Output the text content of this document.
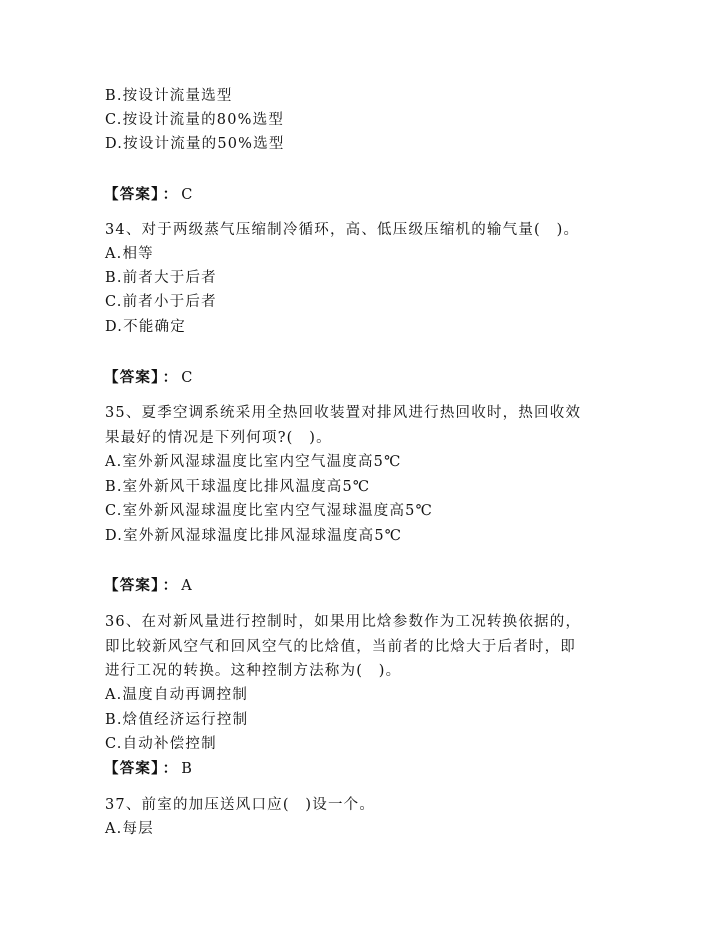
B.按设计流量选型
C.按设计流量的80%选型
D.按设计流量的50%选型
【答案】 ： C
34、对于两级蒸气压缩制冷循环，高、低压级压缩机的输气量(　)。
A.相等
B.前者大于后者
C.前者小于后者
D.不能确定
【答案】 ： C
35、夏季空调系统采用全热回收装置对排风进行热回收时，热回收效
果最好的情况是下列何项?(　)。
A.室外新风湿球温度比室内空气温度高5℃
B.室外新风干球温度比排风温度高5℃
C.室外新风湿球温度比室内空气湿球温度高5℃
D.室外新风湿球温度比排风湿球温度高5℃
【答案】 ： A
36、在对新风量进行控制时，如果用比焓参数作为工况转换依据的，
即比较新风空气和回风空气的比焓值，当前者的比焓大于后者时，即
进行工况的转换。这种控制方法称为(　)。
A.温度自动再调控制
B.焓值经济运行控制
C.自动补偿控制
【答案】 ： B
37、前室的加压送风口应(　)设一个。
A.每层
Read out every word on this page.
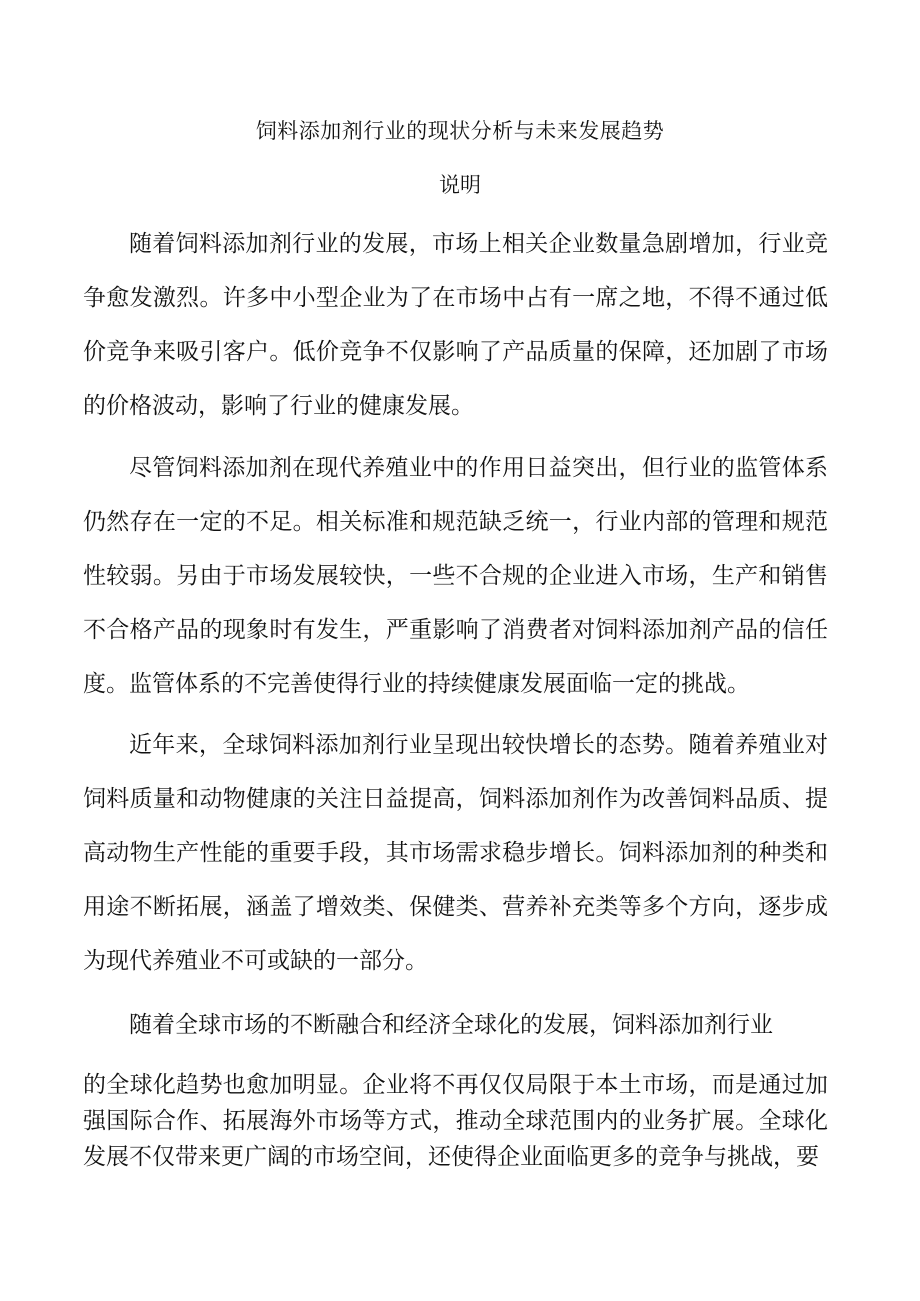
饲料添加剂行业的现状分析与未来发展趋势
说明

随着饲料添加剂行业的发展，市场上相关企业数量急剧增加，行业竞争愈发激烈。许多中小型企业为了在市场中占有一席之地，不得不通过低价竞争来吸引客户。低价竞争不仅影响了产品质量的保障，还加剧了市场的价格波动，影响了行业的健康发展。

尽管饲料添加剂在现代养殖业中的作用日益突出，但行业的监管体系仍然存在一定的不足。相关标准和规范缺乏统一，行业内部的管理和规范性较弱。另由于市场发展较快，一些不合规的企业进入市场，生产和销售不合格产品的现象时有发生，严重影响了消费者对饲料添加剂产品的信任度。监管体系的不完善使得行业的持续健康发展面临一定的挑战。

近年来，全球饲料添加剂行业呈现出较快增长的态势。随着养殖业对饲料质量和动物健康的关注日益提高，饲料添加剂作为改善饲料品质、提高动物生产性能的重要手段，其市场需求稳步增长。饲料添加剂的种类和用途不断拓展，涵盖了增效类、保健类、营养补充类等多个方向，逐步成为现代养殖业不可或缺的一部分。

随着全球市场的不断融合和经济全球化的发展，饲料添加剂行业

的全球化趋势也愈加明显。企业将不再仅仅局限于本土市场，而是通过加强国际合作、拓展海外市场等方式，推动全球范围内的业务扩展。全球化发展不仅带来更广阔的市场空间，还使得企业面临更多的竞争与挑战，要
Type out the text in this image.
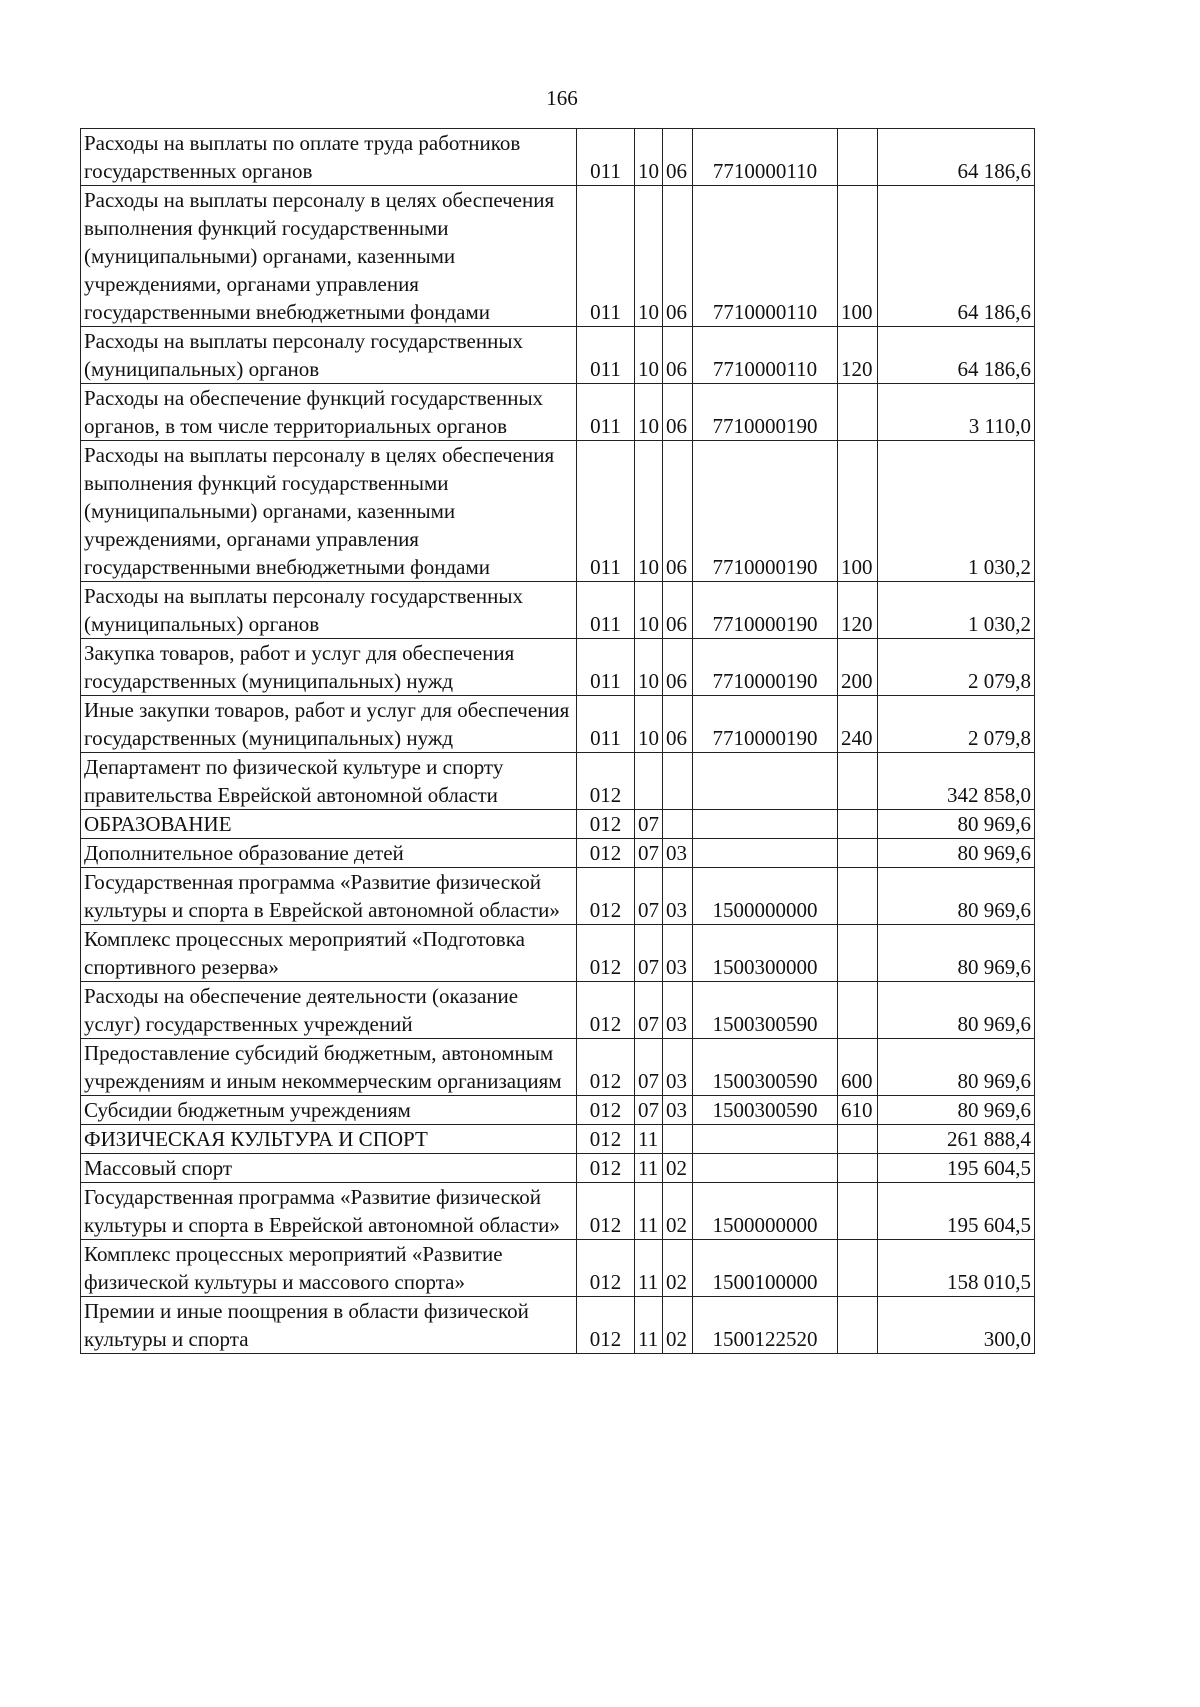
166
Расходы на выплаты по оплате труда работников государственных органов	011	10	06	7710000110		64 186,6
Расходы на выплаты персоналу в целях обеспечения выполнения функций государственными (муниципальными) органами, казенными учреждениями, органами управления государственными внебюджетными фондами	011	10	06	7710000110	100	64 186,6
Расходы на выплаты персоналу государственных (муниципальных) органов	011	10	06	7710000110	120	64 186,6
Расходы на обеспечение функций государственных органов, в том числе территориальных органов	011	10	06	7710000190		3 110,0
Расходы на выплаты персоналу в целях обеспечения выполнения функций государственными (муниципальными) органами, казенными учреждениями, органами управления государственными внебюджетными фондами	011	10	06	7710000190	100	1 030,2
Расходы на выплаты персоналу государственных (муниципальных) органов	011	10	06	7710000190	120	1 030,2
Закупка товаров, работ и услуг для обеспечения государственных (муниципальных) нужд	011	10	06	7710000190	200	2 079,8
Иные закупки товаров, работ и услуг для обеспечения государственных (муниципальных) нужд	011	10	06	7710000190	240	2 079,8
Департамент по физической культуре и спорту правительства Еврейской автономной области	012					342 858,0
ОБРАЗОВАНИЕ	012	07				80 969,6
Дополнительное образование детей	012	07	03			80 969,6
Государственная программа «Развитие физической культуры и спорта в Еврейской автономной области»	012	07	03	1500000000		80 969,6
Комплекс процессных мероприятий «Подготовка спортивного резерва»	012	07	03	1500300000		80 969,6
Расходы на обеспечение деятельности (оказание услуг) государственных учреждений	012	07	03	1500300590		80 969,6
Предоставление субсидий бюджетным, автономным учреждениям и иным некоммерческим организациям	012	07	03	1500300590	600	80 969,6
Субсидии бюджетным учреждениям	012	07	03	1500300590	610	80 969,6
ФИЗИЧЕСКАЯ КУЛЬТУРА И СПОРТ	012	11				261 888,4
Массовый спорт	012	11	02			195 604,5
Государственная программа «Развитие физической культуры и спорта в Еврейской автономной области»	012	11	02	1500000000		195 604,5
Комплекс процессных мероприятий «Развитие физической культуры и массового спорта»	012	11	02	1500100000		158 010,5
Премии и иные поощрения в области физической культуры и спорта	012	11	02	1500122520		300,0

### Written request
Identify all lines where the word "государственными" shows up. Copy them.

### Response to the exercise
Расходы на выплаты персоналу в целях обеспечения выполнения функций государственными (муниципальными) органами, казенными учреждениями, органами управления государственными внебюджетными фондами	011	10	06	7710000110	100	64 186,6
Расходы на выплаты персоналу в целях обеспечения выполнения функций государственными (муниципальными) органами, казенными учреждениями, органами управления государственными внебюджетными фондами	011	10	06	7710000190	100	1 030,2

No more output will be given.